Copy out the data below verbatim.

── INFORMATION SHOWN ──

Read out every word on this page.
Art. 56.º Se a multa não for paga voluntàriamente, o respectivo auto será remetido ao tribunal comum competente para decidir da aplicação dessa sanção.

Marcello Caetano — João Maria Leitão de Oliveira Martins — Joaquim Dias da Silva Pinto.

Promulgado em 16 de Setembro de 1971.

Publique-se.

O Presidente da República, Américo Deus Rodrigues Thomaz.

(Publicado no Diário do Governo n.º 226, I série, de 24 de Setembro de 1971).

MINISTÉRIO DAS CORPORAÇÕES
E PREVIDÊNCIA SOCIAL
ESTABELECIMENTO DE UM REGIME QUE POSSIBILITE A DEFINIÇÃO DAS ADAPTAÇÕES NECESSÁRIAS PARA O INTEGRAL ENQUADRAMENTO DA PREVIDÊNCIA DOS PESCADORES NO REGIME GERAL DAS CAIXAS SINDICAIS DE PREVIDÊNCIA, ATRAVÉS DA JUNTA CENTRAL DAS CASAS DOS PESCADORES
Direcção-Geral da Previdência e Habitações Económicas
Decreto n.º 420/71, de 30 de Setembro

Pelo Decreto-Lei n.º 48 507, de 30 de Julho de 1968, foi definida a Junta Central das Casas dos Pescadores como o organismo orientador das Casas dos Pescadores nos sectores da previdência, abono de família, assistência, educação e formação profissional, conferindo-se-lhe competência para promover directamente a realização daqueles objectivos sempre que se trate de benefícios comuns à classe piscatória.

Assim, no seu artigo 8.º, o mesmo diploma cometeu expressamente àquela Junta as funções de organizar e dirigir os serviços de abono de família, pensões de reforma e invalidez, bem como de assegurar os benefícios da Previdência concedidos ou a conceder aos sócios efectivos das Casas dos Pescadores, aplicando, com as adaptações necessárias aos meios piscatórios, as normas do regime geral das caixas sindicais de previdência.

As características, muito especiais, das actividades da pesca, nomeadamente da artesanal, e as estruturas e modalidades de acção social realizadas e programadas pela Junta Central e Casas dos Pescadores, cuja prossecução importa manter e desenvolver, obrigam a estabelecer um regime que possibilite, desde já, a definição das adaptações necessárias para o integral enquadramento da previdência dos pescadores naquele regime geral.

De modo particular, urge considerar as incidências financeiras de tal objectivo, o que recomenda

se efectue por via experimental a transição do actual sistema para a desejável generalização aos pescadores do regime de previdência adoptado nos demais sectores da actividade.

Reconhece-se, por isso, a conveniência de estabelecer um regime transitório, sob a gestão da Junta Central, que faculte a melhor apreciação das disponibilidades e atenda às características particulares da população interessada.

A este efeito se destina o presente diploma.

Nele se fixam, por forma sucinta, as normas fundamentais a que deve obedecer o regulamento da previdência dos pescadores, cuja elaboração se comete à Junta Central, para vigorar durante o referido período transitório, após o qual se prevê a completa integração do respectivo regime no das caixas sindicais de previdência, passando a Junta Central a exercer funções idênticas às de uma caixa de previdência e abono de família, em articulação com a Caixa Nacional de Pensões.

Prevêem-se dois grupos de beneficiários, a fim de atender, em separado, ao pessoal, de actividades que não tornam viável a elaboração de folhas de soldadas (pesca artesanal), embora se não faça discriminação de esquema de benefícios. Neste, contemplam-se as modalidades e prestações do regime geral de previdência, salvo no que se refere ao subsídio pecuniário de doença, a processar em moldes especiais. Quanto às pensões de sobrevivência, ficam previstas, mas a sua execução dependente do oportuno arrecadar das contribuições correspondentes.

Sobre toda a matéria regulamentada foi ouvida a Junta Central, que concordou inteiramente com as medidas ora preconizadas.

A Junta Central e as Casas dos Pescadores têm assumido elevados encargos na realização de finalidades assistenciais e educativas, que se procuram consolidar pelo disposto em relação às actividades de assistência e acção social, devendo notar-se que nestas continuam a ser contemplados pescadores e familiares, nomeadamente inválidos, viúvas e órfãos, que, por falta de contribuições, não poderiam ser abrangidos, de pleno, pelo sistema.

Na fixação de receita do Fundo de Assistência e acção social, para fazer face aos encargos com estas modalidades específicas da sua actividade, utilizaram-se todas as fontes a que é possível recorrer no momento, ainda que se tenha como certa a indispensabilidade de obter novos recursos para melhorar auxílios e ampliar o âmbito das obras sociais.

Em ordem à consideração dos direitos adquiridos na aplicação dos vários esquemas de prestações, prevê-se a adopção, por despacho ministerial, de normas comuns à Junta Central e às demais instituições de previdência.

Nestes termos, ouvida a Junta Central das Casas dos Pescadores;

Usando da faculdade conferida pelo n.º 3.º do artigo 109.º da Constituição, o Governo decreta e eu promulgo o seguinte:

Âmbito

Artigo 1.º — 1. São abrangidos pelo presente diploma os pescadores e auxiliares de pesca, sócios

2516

───

> **ANSWER**:
Read out every word on this page.
Art. 56.º Se a multa não for paga voluntàriamente, o respectivo auto será remetido ao tribunal comum competente para decidir da aplicação dessa sanção.

Marcello Caetano — João Maria Leitão de Oliveira Martins — Joaquim Dias da Silva Pinto.

Promulgado em 16 de Setembro de 1971.

Publique-se.

O Presidente da República, Américo Deus Rodrigues Thomaz.

(Publicado no Diário do Governo n.º 226, I série, de 24 de Setembro de 1971).

MINISTÉRIO DAS CORPORAÇÕES
E PREVIDÊNCIA SOCIAL
ESTABELECIMENTO DE UM REGIME QUE POSSIBILITE A DEFINIÇÃO DAS ADAPTAÇÕES NECESSÁRIAS PARA O INTEGRAL ENQUADRAMENTO DA PREVIDÊNCIA DOS PESCADORES NO REGIME GERAL DAS CAIXAS SINDICAIS DE PREVIDÊNCIA, ATRAVÉS DA JUNTA CENTRAL DAS CASAS DOS PESCADORES
Direcção-Geral da Previdência e Habitações Económicas
Decreto n.º 420/71, de 30 de Setembro

Pelo Decreto-Lei n.º 48 507, de 30 de Julho de 1968, foi definida a Junta Central das Casas dos Pescadores como o organismo orientador das Casas dos Pescadores nos sectores da previdência, abono de família, assistência, educação e formação profissional, conferindo-se-lhe competência para promover directamente a realização daqueles objectivos sempre que se trate de benefícios comuns à classe piscatória.

Assim, no seu artigo 8.º, o mesmo diploma cometeu expressamente àquela Junta as funções de organizar e dirigir os serviços de abono de família, pensões de reforma e invalidez, bem como de assegurar os benefícios da Previdência concedidos ou a conceder aos sócios efectivos das Casas dos Pescadores, aplicando, com as adaptações necessárias aos meios piscatórios, as normas do regime geral das caixas sindicais de previdência.

As características, muito especiais, das actividades da pesca, nomeadamente da artesanal, e as estruturas e modalidades de acção social realizadas e programadas pela Junta Central e Casas dos Pescadores, cuja prossecução importa manter e desenvolver, obrigam a estabelecer um regime que possibilite, desde já, a definição das adaptações necessárias para o integral enquadramento da previdência dos pescadores naquele regime geral.

De modo particular, urge considerar as incidências financeiras de tal objectivo, o que recomenda

se efectue por via experimental a transição do actual sistema para a desejável generalização aos pescadores do regime de previdência adoptado nos demais sectores da actividade.

Reconhece-se, por isso, a conveniência de estabelecer um regime transitório, sob a gestão da Junta Central, que faculte a melhor apreciação das disponibilidades e atenda às características particulares da população interessada.

A este efeito se destina o presente diploma.

Nele se fixam, por forma sucinta, as normas fundamentais a que deve obedecer o regulamento da previdência dos pescadores, cuja elaboração se comete à Junta Central, para vigorar durante o referido período transitório, após o qual se prevê a completa integração do respectivo regime no das caixas sindicais de previdência, passando a Junta Central a exercer funções idênticas às de uma caixa de previdência e abono de família, em articulação com a Caixa Nacional de Pensões.

Prevêem-se dois grupos de beneficiários, a fim de atender, em separado, ao pessoal, de actividades que não tornam viável a elaboração de folhas de soldadas (pesca artesanal), embora se não faça discriminação de esquema de benefícios. Neste, contemplam-se as modalidades e prestações do regime geral de previdência, salvo no que se refere ao subsídio pecuniário de doença, a processar em moldes especiais. Quanto às pensões de sobrevivência, ficam previstas, mas a sua execução dependente do oportuno arrecadar das contribuições correspondentes.

Sobre toda a matéria regulamentada foi ouvida a Junta Central, que concordou inteiramente com as medidas ora preconizadas.

A Junta Central e as Casas dos Pescadores têm assumido elevados encargos na realização de finalidades assistenciais e educativas, que se procuram consolidar pelo disposto em relação às actividades de assistência e acção social, devendo notar-se que nestas continuam a ser contemplados pescadores e familiares, nomeadamente inválidos, viúvas e órfãos, que, por falta de contribuições, não poderiam ser abrangidos, de pleno, pelo sistema.

Na fixação de receita do Fundo de Assistência e acção social, para fazer face aos encargos com estas modalidades específicas da sua actividade, utilizaram-se todas as fontes a que é possível recorrer no momento, ainda que se tenha como certa a indispensabilidade de obter novos recursos para melhorar auxílios e ampliar o âmbito das obras sociais.

Em ordem à consideração dos direitos adquiridos na aplicação dos vários esquemas de prestações, prevê-se a adopção, por despacho ministerial, de normas comuns à Junta Central e às demais instituições de previdência.

Nestes termos, ouvida a Junta Central das Casas dos Pescadores;

Usando da faculdade conferida pelo n.º 3.º do artigo 109.º da Constituição, o Governo decreta e eu promulgo o seguinte:

Âmbito

Artigo 1.º — 1. São abrangidos pelo presente diploma os pescadores e auxiliares de pesca, sócios

2516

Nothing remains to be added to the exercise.